> Request
Every line below that mentions the word "乙落地之前" should be copied out.

(Dataset excerpt)
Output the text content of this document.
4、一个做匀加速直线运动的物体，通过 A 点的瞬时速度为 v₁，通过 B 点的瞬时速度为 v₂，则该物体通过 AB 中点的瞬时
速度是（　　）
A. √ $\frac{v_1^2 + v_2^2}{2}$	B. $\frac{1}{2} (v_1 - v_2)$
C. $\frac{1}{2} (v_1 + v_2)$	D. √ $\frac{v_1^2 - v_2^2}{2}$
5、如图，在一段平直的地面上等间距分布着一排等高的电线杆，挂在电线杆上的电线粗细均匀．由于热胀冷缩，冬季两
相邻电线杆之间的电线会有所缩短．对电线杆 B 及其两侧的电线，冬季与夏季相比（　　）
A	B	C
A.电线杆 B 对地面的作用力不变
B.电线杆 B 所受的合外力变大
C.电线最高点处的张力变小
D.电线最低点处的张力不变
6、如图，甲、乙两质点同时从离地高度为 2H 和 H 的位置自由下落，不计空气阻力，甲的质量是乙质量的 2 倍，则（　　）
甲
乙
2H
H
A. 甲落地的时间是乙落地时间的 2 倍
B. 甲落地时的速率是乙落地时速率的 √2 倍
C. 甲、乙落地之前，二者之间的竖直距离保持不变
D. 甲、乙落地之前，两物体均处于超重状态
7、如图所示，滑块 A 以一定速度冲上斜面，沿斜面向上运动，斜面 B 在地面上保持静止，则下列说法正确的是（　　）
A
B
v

> Result for this exercise
C. 甲、乙落地之前，二者之间的竖直距离保持不变
D. 甲、乙落地之前，两物体均处于超重状态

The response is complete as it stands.